What you are asked to do:
Copy down every line where the string "bottom" shows up.

**** Provided records

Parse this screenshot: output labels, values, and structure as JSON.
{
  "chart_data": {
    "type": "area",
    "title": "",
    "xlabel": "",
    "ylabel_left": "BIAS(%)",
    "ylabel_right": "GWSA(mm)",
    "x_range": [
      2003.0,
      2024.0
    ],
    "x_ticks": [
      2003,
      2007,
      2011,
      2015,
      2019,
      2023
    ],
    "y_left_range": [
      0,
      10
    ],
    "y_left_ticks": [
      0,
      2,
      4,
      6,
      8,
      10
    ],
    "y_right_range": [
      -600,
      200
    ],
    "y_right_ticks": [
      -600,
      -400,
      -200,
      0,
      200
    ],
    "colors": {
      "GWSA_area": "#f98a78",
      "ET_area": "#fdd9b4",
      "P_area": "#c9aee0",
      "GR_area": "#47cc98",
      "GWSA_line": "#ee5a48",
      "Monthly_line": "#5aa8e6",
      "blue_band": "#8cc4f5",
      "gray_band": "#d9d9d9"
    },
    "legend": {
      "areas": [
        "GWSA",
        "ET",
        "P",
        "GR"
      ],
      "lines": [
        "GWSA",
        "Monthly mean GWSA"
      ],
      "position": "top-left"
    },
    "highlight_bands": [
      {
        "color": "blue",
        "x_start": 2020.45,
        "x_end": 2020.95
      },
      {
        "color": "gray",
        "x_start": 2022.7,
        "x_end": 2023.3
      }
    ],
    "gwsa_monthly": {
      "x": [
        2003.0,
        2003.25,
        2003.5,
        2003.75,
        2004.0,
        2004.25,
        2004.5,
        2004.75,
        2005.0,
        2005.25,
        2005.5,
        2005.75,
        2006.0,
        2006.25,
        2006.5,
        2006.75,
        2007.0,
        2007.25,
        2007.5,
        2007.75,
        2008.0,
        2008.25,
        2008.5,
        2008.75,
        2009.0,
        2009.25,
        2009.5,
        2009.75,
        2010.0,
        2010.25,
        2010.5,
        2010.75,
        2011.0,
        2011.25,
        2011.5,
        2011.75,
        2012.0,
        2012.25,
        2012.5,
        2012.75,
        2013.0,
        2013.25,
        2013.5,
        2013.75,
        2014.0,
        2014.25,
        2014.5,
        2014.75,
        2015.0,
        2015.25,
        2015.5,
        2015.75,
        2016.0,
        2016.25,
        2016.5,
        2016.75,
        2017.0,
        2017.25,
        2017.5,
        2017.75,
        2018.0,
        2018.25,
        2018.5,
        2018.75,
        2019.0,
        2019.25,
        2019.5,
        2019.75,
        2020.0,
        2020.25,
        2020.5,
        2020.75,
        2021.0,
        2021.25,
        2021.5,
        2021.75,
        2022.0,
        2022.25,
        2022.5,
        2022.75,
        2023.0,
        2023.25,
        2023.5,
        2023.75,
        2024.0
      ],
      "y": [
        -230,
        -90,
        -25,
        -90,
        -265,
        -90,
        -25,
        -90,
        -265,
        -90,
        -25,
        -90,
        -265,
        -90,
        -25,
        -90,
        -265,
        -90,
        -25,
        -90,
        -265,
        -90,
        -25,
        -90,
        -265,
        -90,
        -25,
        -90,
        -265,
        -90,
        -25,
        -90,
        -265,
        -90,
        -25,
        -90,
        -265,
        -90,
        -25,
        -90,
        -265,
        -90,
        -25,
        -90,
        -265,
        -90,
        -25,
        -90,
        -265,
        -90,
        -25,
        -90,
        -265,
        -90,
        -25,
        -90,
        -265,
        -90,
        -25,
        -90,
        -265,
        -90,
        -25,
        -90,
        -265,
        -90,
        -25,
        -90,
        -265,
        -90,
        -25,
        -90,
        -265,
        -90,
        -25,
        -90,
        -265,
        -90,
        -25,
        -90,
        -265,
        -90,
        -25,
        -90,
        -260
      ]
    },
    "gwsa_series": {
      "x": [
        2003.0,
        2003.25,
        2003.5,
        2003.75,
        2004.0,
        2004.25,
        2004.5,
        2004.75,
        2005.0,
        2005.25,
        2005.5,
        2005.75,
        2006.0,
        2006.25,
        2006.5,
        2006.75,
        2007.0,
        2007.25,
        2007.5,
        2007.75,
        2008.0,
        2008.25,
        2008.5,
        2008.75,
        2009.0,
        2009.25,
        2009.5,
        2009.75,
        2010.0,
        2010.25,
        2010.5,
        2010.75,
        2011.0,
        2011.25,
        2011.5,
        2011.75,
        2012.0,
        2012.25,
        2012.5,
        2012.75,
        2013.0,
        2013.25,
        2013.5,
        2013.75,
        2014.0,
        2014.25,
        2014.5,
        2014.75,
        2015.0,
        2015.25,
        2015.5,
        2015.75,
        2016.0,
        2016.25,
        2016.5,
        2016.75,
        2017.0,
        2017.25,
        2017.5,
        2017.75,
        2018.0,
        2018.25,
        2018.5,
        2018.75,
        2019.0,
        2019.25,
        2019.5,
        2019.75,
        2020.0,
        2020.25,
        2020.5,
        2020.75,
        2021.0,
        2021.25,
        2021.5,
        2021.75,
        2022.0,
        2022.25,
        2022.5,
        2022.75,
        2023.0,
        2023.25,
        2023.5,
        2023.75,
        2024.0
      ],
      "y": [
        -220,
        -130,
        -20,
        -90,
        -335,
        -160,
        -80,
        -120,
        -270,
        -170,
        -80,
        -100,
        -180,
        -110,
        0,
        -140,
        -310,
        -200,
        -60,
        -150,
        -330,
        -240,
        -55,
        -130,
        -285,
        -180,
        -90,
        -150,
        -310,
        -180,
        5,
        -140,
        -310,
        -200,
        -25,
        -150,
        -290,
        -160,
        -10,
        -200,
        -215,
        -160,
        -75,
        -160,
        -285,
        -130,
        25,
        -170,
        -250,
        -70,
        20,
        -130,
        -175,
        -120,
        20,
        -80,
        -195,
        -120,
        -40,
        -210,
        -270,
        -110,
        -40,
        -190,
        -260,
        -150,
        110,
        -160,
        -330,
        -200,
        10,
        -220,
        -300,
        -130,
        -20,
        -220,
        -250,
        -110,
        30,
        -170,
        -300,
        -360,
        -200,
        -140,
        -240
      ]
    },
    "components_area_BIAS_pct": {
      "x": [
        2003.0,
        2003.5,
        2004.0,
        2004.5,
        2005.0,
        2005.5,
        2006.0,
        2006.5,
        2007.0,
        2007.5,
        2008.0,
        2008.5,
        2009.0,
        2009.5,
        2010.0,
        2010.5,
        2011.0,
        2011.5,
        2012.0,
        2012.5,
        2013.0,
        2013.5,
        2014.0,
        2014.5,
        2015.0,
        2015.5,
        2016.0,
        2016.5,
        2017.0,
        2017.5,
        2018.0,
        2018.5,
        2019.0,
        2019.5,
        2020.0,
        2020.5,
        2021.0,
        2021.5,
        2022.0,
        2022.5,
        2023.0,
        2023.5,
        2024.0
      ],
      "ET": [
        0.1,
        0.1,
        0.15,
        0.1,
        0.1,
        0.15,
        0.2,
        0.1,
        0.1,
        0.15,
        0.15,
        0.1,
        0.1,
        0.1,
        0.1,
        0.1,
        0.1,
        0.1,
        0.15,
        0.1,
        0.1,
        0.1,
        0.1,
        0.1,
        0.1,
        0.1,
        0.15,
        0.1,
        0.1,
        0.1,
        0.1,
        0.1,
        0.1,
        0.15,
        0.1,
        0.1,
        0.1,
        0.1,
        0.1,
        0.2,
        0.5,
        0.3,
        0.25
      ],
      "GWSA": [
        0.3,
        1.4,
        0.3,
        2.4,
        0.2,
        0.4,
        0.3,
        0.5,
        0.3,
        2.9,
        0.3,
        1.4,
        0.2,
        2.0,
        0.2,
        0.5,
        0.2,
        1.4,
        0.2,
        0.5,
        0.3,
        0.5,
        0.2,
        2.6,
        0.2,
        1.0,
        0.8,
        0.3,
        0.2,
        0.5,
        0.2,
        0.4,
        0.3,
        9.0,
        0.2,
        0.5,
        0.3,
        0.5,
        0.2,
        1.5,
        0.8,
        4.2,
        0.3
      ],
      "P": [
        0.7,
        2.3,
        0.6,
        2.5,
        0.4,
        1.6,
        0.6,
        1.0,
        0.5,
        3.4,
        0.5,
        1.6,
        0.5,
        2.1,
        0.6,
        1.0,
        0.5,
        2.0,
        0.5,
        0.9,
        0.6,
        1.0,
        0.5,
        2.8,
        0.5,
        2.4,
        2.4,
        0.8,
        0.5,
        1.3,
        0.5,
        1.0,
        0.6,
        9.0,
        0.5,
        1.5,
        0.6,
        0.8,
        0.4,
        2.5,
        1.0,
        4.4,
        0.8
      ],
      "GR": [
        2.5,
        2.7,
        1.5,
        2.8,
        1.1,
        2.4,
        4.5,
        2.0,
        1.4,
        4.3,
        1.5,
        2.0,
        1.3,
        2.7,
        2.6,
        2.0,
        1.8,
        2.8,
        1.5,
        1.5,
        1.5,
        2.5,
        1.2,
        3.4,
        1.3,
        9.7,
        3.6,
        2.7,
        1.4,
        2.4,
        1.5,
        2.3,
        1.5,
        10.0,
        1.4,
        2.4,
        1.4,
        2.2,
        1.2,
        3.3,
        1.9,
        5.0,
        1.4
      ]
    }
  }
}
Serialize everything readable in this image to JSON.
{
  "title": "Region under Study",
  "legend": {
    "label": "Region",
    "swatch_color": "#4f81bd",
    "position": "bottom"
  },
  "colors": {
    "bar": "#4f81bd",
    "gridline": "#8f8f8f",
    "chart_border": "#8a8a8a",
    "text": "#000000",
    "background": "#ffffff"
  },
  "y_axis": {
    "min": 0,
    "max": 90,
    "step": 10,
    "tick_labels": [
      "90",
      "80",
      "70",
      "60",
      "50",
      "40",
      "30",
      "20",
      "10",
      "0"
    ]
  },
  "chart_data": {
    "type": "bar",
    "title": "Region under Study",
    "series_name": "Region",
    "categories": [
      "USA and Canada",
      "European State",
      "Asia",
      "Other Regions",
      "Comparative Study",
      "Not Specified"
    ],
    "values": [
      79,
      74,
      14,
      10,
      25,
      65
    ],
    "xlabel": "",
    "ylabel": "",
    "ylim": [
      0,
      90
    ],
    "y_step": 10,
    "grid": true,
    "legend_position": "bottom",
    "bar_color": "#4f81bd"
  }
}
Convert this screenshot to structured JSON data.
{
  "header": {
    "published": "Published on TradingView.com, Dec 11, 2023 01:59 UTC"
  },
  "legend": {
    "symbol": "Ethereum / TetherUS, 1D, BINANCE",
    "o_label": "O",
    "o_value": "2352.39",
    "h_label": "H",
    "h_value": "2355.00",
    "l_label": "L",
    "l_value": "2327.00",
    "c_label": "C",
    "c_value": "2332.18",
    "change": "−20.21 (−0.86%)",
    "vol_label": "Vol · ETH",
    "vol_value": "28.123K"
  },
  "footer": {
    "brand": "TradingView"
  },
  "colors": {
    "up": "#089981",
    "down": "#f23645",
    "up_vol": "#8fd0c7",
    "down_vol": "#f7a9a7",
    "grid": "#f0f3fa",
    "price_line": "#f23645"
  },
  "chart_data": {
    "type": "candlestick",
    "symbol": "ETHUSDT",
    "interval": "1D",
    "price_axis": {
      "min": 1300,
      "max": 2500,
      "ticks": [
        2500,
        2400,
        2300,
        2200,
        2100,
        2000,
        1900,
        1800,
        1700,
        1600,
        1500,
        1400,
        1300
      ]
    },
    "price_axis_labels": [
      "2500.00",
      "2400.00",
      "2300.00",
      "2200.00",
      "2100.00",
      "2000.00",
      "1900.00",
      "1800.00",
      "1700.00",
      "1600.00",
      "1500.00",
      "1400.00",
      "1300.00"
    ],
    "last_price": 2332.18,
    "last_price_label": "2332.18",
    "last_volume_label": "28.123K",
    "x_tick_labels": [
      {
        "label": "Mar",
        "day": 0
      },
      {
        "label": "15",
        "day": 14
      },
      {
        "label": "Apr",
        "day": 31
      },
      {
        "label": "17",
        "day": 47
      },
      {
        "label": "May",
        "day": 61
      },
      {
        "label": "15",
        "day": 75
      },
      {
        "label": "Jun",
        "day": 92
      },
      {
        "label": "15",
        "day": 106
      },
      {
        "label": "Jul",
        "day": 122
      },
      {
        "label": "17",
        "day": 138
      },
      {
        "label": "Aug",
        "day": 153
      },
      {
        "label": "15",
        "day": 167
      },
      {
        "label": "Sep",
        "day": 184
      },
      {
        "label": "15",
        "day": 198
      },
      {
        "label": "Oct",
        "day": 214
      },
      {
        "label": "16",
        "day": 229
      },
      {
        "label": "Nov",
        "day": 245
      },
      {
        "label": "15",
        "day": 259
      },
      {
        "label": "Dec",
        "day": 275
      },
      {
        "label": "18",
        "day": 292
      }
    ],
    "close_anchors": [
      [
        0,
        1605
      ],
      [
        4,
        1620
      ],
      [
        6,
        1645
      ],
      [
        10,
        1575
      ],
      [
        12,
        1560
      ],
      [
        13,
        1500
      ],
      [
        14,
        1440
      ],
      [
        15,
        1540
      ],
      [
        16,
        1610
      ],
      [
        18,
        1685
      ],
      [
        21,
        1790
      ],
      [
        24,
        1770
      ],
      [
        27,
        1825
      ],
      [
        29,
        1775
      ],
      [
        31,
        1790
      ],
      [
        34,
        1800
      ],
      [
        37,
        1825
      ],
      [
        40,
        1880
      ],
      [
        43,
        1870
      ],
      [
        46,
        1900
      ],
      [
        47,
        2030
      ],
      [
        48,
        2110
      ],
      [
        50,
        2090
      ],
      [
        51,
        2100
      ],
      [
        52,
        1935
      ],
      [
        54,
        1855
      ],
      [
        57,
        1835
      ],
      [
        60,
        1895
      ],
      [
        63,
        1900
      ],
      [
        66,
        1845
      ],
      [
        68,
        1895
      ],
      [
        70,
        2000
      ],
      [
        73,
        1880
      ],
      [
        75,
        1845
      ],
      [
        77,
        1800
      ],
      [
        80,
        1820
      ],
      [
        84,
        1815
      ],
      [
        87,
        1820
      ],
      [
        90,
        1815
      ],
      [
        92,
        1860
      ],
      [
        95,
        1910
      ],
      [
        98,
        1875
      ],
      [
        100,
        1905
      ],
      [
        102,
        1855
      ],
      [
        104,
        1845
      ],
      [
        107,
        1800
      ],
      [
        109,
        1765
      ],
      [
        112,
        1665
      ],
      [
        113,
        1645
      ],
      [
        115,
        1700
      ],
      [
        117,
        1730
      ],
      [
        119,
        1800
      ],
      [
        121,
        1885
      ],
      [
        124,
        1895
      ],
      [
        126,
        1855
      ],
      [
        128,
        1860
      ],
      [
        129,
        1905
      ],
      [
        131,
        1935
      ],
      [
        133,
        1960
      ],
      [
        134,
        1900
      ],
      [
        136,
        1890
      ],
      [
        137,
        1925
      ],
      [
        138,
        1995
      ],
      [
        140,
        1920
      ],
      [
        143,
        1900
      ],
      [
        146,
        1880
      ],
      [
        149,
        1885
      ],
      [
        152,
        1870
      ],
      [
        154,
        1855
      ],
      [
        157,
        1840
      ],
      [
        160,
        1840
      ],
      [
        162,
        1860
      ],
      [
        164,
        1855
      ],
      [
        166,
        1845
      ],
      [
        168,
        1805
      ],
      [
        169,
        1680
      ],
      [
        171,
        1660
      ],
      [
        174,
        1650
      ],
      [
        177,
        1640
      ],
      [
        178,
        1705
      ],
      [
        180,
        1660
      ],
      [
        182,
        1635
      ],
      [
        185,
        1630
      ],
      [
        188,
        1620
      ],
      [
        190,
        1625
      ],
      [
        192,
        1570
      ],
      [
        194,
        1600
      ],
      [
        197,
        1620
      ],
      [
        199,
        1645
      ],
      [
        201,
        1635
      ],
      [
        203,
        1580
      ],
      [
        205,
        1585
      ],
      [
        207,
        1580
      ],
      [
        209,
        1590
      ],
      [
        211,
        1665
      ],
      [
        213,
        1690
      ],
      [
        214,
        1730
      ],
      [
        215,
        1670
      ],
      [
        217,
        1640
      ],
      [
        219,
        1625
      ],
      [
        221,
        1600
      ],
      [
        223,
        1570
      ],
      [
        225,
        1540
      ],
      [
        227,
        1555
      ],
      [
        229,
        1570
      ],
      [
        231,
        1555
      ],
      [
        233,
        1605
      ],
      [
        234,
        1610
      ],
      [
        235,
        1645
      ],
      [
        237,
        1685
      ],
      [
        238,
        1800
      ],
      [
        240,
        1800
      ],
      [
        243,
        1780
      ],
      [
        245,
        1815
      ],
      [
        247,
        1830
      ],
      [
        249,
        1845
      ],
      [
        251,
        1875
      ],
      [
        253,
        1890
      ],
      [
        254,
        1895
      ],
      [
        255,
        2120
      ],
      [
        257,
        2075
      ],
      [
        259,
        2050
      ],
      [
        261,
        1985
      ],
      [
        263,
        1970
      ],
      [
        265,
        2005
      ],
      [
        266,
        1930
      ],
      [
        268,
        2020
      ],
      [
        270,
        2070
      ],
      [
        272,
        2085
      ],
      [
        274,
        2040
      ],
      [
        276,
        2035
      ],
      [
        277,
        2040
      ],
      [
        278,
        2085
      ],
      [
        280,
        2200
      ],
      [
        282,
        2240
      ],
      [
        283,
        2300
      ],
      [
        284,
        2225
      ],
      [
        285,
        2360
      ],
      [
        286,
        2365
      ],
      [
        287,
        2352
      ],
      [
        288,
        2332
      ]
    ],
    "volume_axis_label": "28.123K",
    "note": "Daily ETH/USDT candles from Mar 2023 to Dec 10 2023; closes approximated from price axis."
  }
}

********

Result for this task:
    "position": "bottom"
    "legend_position": "bottom",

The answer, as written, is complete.